■ GIVEN REQUEST: Reproduce the data exactly.

■ MATERIALS PROVIDED:
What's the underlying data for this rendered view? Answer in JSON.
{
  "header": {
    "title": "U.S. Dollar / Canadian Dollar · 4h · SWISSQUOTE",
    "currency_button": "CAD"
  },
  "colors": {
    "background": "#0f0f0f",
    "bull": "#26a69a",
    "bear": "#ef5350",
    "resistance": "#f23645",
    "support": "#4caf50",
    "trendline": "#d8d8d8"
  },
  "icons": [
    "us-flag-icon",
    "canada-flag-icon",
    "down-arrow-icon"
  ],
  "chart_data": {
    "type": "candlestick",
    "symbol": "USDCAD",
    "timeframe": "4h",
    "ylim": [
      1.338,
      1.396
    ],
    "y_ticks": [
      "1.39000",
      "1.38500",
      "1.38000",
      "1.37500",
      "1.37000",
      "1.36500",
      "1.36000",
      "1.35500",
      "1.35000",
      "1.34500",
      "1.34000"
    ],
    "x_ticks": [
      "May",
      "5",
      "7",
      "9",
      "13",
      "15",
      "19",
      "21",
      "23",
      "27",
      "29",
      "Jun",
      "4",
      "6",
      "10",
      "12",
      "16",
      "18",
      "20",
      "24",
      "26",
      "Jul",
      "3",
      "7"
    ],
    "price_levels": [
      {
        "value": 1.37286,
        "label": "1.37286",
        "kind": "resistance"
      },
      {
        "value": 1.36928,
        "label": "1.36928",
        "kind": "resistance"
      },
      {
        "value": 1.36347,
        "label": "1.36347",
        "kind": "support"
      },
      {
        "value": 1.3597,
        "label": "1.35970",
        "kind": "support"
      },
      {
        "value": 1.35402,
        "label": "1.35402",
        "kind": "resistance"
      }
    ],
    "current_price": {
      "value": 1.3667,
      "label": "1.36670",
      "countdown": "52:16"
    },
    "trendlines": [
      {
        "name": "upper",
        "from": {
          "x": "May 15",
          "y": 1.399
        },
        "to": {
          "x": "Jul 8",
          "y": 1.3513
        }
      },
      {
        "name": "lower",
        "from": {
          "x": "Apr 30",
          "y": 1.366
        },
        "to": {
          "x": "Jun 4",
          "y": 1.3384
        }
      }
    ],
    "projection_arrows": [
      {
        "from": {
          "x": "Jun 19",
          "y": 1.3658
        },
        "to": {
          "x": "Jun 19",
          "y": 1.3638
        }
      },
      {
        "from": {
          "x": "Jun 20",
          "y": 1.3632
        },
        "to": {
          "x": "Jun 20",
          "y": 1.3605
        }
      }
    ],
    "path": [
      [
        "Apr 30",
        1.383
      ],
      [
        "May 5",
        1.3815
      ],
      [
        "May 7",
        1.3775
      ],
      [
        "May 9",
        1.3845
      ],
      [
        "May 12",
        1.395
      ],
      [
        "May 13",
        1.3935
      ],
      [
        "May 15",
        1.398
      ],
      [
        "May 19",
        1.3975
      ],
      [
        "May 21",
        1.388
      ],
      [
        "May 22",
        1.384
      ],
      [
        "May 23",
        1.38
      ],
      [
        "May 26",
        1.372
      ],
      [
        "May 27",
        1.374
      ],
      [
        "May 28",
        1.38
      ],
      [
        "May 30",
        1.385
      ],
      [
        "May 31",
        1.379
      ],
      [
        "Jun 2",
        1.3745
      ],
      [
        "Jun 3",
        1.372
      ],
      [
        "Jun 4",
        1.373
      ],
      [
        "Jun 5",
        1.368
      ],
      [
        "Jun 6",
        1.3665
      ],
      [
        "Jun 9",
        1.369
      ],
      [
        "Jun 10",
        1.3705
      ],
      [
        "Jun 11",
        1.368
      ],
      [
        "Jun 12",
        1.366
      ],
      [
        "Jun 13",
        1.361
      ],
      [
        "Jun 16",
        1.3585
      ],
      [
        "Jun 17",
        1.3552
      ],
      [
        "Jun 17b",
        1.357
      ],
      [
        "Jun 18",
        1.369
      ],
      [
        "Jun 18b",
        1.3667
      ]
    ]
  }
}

■ SOLUTION TO THIS PROBLEM:
What's the underlying data for this rendered view? Answer in JSON.
{
  "header": {
    "title": "U.S. Dollar / Canadian Dollar · 4h · SWISSQUOTE",
    "currency_button": "CAD"
  },
  "colors": {
    "background": "#0f0f0f",
    "bull": "#26a69a",
    "bear": "#ef5350",
    "resistance": "#f23645",
    "support": "#4caf50",
    "trendline": "#d8d8d8"
  },
  "icons": [
    "us-flag-icon",
    "canada-flag-icon",
    "down-arrow-icon"
  ],
  "chart_data": {
    "type": "candlestick",
    "symbol": "USDCAD",
    "timeframe": "4h",
    "ylim": [
      1.338,
      1.396
    ],
    "y_ticks": [
      "1.39000",
      "1.38500",
      "1.38000",
      "1.37500",
      "1.37000",
      "1.36500",
      "1.36000",
      "1.35500",
      "1.35000",
      "1.34500",
      "1.34000"
    ],
    "x_ticks": [
      "May",
      "5",
      "7",
      "9",
      "13",
      "15",
      "19",
      "21",
      "23",
      "27",
      "29",
      "Jun",
      "4",
      "6",
      "10",
      "12",
      "16",
      "18",
      "20",
      "24",
      "26",
      "Jul",
      "3",
      "7"
    ],
    "price_levels": [
      {
        "value": 1.37286,
        "label": "1.37286",
        "kind": "resistance"
      },
      {
        "value": 1.36928,
        "label": "1.36928",
        "kind": "resistance"
      },
      {
        "value": 1.36347,
        "label": "1.36347",
        "kind": "support"
      },
      {
        "value": 1.3597,
        "label": "1.35970",
        "kind": "support"
      },
      {
        "value": 1.35402,
        "label": "1.35402",
        "kind": "resistance"
      }
    ],
    "current_price": {
      "value": 1.3667,
      "label": "1.36670",
      "countdown": "52:16"
    },
    "trendlines": [
      {
        "name": "upper",
        "from": {
          "x": "May 15",
          "y": 1.399
        },
        "to": {
          "x": "Jul 8",
          "y": 1.3513
        }
      },
      {
        "name": "lower",
        "from": {
          "x": "Apr 30",
          "y": 1.366
        },
        "to": {
          "x": "Jun 4",
          "y": 1.3384
        }
      }
    ],
    "projection_arrows": [
      {
        "from": {
          "x": "Jun 19",
          "y": 1.3658
        },
        "to": {
          "x": "Jun 19",
          "y": 1.3638
        }
      },
      {
        "from": {
          "x": "Jun 20",
          "y": 1.3632
        },
        "to": {
          "x": "Jun 20",
          "y": 1.3605
        }
      }
    ],
    "path": [
      [
        "Apr 30",
        1.383
      ],
      [
        "May 5",
        1.3815
      ],
      [
        "May 7",
        1.3775
      ],
      [
        "May 9",
        1.3845
      ],
      [
        "May 12",
        1.395
      ],
      [
        "May 13",
        1.3935
      ],
      [
        "May 15",
        1.398
      ],
      [
        "May 19",
        1.3975
      ],
      [
        "May 21",
        1.388
      ],
      [
        "May 22",
        1.384
      ],
      [
        "May 23",
        1.38
      ],
      [
        "May 26",
        1.372
      ],
      [
        "May 27",
        1.374
      ],
      [
        "May 28",
        1.38
      ],
      [
        "May 30",
        1.385
      ],
      [
        "May 31",
        1.379
      ],
      [
        "Jun 2",
        1.3745
      ],
      [
        "Jun 3",
        1.372
      ],
      [
        "Jun 4",
        1.373
      ],
      [
        "Jun 5",
        1.368
      ],
      [
        "Jun 6",
        1.3665
      ],
      [
        "Jun 9",
        1.369
      ],
      [
        "Jun 10",
        1.3705
      ],
      [
        "Jun 11",
        1.368
      ],
      [
        "Jun 12",
        1.366
      ],
      [
        "Jun 13",
        1.361
      ],
      [
        "Jun 16",
        1.3585
      ],
      [
        "Jun 17",
        1.3552
      ],
      [
        "Jun 17b",
        1.357
      ],
      [
        "Jun 18",
        1.369
      ],
      [
        "Jun 18b",
        1.3667
      ]
    ]
  }
}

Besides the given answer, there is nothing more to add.